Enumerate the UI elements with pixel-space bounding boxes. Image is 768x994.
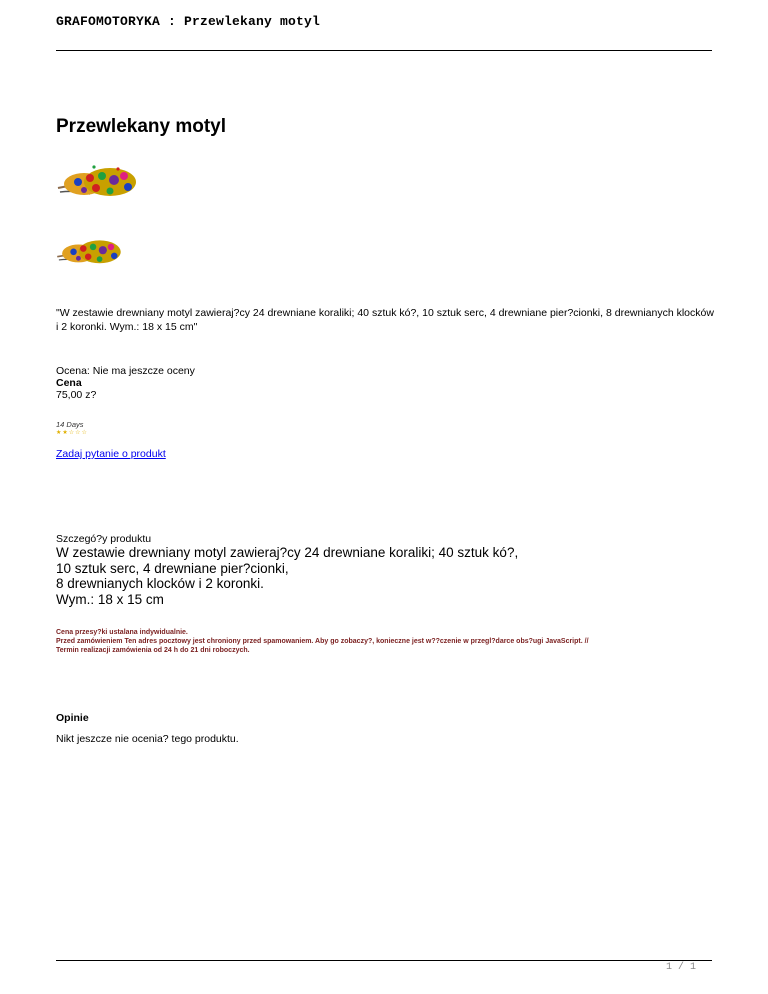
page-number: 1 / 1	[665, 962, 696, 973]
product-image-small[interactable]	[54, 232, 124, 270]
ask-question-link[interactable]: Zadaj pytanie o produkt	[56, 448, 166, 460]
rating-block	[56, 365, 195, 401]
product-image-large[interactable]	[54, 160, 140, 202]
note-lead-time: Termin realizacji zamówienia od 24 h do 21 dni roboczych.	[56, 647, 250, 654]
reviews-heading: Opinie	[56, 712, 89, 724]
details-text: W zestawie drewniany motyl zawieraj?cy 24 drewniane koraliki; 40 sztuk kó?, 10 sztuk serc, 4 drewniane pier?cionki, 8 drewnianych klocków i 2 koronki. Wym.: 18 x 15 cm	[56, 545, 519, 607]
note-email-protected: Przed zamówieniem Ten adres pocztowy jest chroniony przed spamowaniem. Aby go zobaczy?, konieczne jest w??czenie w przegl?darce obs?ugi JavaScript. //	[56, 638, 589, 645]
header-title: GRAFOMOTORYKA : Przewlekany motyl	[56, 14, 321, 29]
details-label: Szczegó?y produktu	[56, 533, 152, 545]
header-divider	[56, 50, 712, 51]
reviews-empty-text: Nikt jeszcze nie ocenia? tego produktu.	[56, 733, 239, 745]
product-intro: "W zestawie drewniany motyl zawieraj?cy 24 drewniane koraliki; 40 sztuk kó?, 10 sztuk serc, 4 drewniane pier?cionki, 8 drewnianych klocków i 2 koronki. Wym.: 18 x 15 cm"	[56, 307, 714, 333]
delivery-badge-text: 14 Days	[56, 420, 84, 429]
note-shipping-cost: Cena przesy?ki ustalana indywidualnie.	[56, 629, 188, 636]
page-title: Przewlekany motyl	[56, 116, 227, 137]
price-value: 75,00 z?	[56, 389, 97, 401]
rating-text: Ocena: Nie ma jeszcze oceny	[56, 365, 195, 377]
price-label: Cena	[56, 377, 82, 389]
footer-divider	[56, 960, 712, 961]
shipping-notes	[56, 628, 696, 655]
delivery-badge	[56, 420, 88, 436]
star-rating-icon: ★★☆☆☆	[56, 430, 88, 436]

=== What this task involves ===
Reproduce every one of the records above line for line, without changing any characters, and leave out the pictures.

=== Response to the exercise ===
Enumerate the UI elements with pixel-space bounding boxes. Image is 768x994.
page-number: 1 / 1	[665, 962, 696, 973]
product-image-small[interactable]	[54, 232, 124, 270]
ask-question-link[interactable]: Zadaj pytanie o produkt	[56, 448, 166, 460]
rating-block	[56, 365, 195, 401]
product-image-large[interactable]	[54, 160, 140, 202]
note-lead-time: Termin realizacji zamówienia od 24 h do 21 dni roboczych.	[56, 647, 250, 654]
reviews-heading: Opinie	[56, 712, 89, 724]
details-text: W zestawie drewniany motyl zawieraj?cy 24 drewniane koraliki; 40 sztuk kó?, 10 sztuk serc, 4 drewniane pier?cionki, 8 drewnianych klocków i 2 koronki. Wym.: 18 x 15 cm	[56, 545, 519, 607]
note-email-protected: Przed zamówieniem Ten adres pocztowy jest chroniony przed spamowaniem. Aby go zobaczy?, konieczne jest w??czenie w przegl?darce obs?ugi JavaScript. //	[56, 638, 589, 645]
header-title: GRAFOMOTORYKA : Przewlekany motyl	[56, 14, 321, 29]
details-label: Szczegó?y produktu	[56, 533, 152, 545]
header-divider	[56, 50, 712, 51]
reviews-empty-text: Nikt jeszcze nie ocenia? tego produktu.	[56, 733, 239, 745]
product-intro: "W zestawie drewniany motyl zawieraj?cy 24 drewniane koraliki; 40 sztuk kó?, 10 sztuk serc, 4 drewniane pier?cionki, 8 drewnianych klocków i 2 koronki. Wym.: 18 x 15 cm"	[56, 307, 714, 333]
delivery-badge-text: 14 Days	[56, 420, 84, 429]
note-shipping-cost: Cena przesy?ki ustalana indywidualnie.	[56, 629, 188, 636]
page-title: Przewlekany motyl	[56, 116, 227, 137]
price-value: 75,00 z?	[56, 389, 97, 401]
rating-text: Ocena: Nie ma jeszcze oceny	[56, 365, 195, 377]
price-label: Cena	[56, 377, 82, 389]
footer-divider	[56, 960, 712, 961]
shipping-notes	[56, 628, 696, 655]
delivery-badge	[56, 420, 88, 436]
star-rating-icon: ★★☆☆☆	[56, 430, 88, 436]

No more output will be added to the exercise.